**问题与任务:**
A: 请将下文孟子阐释论选文中从“2016-03-01 10:49”到“更好地体现其现代性和生命力。”的部分原样照录。
B: 根据下文孟子阐释论选文,朱熹在《孟子集注》中将“逆”字释为何义?

从现代性角度解析孟子文艺阐释论

2016-03-01 10:49
襄阳职业技术学院学报 2016年3期
关键词:养气孟子文学

杨 进

(辽宁大学 文学院, 沈阳 110036)

自文学产生以来,文学阐释活动也随之兴起,孟子提出了“以意逆志”、“知言养气”和“知人论世”学说,可以说是较早系统地从事文学阐释活动的人。但随着20世纪西方文艺理论的传入,孟子阐释学的精髓逐渐为人所忽略,因此,立足于孟子原文及历代学者注释,对其理论进行完整阐释,同时结合现代文学理论,可以更好地体现其现代性和生命力。

一、“以意逆志”理论探究

(一)“以意逆志”论提出

《孟子·万章上》咸丘蒙曰:“《诗》云:‘普天之下,莫非王土;率土之滨,莫非王臣。’而舜既为天子矣,敢问瞽瞍之非臣,如何?”曰:“是诗也,非是之谓也;劳于王事,而不得养父母也。曰:‘此莫非王事,我独贤劳也。’故说诗者,不以文害辞,不以辞害志。以意逆志,是为得之。”[1]

孟子的这一理论主要是基于咸丘蒙所持“断章取义”的解释方法而提出的,众所周知,《小雅·北山》的主题,是由孟子解释,目的是怨刺劳苦和现实社会的不公平。咸丘蒙脱离了原来的语境,又抓住孤立诗句的字面意思加以理解,完全忽略了体察诗人心志这一方面。孟子正是要纠正这种“断章取义”和“以辞害志”的解释方法,提出了“以意逆志”理论,强调要立足语境、通篇把握,才能更好地理解文章的内容和作者想要表达的意义,这在当时是阐释方法的一大变革。

(二)“以意逆志”诠释史探讨

1.历代学者注解:自孟子提出“以意逆志”之后,后世诸多学者都专门对此做过注解,观点也有所不同,比较有代表性的三种解释如下。

后汉赵岐《孟子章句》(节录):文,诗之文章,所以兴事也。辞,诗人所歌咏之辞。志,诗人志,所欲之事。意,学者之心意也。[1]

宋代朱熹《孟子集注》(节录):文,字也;辞,语也;逆,迎也。……言说《诗》之法,不可以一字而害一句之义,不可以一句而害设辞之志,当以己意迎取作者之志,乃可得之。[2]

清代吴淇《六朝选诗定论缘起》(节录):“不得养父母”,其志也;“普天”云云,文辞也;“莫非王事,我独贤劳”,其意也。故用此意以逆之,在养亲而已。[3]

2.“以意逆志”分歧解读:在赵岐看来,意即阐释者之意,所谓的“以意逆志”主要指阐释之人主要是指以个人之心去推测作者之意;朱熹则是在前者基础之上着重强调“逆”为“迎”之意;而吴淇却认为“意”为前人的作品文本中体现出的意,“以意逆志”也正是用来探求古人的情志。

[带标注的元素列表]

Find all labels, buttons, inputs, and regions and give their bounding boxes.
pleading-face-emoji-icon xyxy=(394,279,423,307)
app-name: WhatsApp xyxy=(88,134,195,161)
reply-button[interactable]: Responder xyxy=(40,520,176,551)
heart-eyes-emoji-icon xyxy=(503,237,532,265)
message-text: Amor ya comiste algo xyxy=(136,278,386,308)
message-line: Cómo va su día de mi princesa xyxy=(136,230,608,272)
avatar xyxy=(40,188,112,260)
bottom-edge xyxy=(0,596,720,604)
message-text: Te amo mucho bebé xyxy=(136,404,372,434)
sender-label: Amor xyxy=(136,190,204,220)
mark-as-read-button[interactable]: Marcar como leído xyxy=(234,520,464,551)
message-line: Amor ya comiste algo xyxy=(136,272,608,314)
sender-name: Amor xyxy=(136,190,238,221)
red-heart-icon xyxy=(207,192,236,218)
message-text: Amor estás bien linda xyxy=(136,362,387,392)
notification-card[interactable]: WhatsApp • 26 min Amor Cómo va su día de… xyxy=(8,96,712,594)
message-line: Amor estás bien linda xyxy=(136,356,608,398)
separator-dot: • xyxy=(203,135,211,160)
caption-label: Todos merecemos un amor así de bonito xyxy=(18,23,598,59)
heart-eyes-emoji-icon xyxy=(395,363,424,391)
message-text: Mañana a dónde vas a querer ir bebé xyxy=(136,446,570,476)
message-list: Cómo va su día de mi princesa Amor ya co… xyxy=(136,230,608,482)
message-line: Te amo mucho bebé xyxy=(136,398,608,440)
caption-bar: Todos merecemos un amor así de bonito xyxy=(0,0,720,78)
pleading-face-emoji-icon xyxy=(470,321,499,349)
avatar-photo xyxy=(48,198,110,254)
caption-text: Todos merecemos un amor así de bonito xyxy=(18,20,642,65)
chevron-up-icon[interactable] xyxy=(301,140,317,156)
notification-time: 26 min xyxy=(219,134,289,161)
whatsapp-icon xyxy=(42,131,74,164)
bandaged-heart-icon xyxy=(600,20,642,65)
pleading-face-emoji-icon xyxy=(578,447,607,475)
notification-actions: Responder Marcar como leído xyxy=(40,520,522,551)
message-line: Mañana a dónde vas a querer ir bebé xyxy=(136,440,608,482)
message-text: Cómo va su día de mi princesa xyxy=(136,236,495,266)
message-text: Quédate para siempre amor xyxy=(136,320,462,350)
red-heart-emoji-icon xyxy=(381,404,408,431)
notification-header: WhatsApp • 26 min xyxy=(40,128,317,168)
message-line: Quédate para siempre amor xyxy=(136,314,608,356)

**练习答案:**
A:
2016-03-01 10:49
襄阳职业技术学院学报 2016年3期
关键词:养气孟子文学

杨 进

(辽宁大学 文学院, 沈阳 110036)

自文学产生以来,文学阐释活动也随之兴起,孟子提出了“以意逆志”、“知言养气”和“知人论世”学说,可以说是较早系统地从事文学阐释活动的人。但随着20世纪西方文艺理论的传入,孟子阐释学的精髓逐渐为人所忽略,因此,立足于孟子原文及历代学者注释,对其理论进行完整阐释,同时结合现代文学理论,可以更好地体现其现代性和生命力。

B: 朱熹将“逆”释为“迎”。